**TASK BRIEF**
Go through the listing and pick out each line with the word "BEREKENING" in it.

## begin DATASET ENTRIES

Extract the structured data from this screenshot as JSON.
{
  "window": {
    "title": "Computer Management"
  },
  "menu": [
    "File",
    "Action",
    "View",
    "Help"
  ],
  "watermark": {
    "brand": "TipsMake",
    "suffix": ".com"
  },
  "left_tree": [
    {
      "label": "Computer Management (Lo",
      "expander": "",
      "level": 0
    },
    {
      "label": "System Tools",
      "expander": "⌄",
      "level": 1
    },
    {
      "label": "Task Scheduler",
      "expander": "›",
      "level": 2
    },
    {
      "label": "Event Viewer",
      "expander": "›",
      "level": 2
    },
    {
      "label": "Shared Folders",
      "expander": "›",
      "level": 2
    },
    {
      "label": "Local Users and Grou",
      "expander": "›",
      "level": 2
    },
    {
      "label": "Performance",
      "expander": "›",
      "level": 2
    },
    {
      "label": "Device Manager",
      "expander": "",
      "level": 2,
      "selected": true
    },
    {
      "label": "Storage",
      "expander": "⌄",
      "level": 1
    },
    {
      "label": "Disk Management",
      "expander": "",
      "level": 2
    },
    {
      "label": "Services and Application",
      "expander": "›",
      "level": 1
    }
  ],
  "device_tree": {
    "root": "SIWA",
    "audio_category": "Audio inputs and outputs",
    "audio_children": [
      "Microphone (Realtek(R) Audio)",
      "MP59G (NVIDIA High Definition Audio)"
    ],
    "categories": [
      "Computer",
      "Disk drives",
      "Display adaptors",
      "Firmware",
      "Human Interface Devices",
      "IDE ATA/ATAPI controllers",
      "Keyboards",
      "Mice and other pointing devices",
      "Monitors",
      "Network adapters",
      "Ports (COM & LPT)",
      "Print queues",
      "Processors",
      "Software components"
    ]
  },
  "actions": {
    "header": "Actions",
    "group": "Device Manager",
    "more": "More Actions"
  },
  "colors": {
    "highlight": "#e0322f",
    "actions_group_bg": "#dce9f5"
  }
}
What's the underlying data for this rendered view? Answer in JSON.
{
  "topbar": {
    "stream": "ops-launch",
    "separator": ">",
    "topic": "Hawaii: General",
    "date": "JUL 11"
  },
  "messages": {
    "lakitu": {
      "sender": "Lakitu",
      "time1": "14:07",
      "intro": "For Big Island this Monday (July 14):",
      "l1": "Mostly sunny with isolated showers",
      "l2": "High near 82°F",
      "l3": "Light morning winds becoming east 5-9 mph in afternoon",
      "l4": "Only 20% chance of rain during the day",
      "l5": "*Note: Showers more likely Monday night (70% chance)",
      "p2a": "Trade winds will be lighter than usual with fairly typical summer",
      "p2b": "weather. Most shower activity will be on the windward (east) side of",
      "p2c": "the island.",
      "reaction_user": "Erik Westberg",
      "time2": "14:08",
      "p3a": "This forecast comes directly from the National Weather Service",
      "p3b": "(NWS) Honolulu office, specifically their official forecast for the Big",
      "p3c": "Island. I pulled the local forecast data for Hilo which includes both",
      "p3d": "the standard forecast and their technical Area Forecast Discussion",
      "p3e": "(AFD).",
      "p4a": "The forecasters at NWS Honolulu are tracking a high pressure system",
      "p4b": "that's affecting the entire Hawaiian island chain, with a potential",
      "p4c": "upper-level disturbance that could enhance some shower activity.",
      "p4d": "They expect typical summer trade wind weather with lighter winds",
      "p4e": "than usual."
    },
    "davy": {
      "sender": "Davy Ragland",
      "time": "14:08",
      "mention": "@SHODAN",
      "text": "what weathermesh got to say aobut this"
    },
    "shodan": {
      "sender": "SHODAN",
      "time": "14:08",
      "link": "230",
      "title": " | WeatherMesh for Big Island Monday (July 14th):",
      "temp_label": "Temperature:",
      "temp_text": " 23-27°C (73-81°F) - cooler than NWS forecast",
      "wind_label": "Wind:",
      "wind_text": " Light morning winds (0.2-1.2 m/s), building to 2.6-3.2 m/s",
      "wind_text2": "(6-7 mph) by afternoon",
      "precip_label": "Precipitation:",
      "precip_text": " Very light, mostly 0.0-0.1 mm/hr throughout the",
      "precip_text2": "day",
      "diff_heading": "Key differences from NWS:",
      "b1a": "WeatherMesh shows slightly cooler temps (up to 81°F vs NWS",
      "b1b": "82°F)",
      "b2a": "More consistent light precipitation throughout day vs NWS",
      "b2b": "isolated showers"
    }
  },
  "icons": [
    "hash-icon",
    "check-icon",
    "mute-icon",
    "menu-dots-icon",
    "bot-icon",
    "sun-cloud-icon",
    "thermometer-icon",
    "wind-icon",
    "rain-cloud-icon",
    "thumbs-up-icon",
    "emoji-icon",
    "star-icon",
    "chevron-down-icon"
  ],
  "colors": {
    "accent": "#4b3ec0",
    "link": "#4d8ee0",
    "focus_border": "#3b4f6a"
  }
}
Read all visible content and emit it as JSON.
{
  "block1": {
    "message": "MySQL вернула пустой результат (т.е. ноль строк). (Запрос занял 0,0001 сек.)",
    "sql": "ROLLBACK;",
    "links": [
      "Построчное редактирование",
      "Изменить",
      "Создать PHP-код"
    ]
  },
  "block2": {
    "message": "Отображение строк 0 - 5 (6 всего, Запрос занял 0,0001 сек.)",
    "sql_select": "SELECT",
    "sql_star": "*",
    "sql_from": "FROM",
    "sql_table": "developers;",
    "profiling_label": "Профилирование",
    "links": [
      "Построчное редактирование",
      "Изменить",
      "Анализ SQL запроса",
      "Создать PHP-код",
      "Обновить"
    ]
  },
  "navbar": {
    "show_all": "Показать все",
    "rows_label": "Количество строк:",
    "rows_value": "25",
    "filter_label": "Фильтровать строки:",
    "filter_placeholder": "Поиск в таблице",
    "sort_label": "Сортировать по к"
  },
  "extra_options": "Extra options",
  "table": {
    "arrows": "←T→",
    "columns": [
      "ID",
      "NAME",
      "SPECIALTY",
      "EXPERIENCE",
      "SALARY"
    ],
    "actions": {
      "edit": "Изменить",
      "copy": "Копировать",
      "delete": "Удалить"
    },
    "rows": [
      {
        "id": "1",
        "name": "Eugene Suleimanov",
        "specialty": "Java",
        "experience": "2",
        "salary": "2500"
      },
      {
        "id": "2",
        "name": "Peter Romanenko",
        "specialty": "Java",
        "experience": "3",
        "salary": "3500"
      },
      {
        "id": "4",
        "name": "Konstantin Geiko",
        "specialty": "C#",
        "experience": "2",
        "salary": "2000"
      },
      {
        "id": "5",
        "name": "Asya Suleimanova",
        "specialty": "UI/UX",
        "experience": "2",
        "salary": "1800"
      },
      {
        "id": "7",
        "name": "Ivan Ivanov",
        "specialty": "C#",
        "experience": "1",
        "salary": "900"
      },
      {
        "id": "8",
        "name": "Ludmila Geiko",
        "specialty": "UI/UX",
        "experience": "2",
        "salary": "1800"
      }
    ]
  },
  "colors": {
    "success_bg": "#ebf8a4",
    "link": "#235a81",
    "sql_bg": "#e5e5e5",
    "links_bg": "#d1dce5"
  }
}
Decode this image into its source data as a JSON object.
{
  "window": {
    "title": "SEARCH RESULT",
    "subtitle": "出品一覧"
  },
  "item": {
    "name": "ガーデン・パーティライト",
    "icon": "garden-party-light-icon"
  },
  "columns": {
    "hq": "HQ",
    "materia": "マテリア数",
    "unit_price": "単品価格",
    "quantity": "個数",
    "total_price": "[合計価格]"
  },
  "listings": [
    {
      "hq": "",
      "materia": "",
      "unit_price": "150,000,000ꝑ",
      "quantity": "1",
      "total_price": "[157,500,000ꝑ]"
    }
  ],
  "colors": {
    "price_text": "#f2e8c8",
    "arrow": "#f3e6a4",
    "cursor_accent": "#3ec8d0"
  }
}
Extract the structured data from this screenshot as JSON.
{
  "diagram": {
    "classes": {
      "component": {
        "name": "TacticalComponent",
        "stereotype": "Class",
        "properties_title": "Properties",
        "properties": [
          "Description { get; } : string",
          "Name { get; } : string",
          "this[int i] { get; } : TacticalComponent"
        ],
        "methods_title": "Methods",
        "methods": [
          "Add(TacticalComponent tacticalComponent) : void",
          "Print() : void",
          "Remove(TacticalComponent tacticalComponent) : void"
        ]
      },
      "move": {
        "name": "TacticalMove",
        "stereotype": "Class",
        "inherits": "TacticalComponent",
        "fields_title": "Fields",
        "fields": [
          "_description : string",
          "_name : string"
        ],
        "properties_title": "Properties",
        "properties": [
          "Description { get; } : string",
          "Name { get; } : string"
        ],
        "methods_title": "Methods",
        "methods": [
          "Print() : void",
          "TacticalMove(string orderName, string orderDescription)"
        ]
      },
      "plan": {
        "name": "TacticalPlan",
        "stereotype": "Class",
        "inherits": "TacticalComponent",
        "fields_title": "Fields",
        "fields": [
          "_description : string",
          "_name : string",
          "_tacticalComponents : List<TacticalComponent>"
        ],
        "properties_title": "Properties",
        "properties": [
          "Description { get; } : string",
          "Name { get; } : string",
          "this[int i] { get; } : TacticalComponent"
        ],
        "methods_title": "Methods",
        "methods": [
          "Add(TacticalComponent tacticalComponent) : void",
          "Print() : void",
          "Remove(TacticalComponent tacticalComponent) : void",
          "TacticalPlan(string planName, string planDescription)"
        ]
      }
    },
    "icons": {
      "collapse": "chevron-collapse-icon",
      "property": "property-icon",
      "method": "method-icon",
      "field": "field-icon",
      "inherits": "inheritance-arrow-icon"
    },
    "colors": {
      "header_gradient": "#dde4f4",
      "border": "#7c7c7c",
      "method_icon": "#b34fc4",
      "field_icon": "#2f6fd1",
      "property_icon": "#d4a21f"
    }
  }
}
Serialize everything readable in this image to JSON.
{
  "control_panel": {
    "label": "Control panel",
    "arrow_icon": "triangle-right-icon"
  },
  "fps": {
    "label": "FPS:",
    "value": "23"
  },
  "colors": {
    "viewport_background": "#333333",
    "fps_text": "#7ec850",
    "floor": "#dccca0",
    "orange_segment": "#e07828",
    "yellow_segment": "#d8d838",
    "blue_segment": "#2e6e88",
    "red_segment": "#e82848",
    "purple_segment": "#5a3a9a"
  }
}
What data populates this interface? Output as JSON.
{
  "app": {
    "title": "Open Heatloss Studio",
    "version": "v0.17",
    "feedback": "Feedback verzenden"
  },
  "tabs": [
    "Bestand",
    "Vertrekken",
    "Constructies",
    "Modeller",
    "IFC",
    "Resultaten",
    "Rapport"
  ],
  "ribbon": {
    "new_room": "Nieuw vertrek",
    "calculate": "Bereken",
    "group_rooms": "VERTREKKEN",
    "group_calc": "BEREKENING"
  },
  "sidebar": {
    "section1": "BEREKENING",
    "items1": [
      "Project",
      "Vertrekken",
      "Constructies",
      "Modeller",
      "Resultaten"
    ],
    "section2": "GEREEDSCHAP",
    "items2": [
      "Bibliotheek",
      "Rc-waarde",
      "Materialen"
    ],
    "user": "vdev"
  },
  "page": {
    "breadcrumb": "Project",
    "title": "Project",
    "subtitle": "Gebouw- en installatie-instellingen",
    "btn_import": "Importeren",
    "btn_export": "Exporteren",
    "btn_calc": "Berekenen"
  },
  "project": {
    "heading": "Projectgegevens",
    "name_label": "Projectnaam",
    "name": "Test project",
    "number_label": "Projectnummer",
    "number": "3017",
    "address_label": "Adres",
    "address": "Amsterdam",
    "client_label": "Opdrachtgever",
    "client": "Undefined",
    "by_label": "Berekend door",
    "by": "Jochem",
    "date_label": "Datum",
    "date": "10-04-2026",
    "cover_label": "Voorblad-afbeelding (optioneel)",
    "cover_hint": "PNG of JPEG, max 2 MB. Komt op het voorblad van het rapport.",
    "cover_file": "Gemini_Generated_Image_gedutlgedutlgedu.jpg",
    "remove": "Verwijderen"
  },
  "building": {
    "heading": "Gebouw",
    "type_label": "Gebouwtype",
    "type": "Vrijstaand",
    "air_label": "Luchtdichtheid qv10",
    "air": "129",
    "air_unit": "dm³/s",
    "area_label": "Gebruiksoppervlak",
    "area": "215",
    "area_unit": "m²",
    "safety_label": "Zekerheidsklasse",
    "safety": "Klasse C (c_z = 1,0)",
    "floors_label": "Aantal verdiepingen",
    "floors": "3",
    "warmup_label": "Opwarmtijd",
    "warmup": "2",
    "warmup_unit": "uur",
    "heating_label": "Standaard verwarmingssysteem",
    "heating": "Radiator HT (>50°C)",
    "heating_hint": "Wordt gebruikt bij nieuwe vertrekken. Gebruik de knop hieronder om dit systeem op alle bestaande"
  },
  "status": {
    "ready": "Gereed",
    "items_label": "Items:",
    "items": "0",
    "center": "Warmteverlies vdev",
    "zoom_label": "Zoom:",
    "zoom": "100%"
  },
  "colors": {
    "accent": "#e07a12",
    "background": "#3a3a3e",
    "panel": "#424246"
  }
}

## end DATASET ENTRIES

**SOLUTION TO THIS EXERCISE**
    "group_calc": "BEREKENING"
    "section1": "BEREKENING",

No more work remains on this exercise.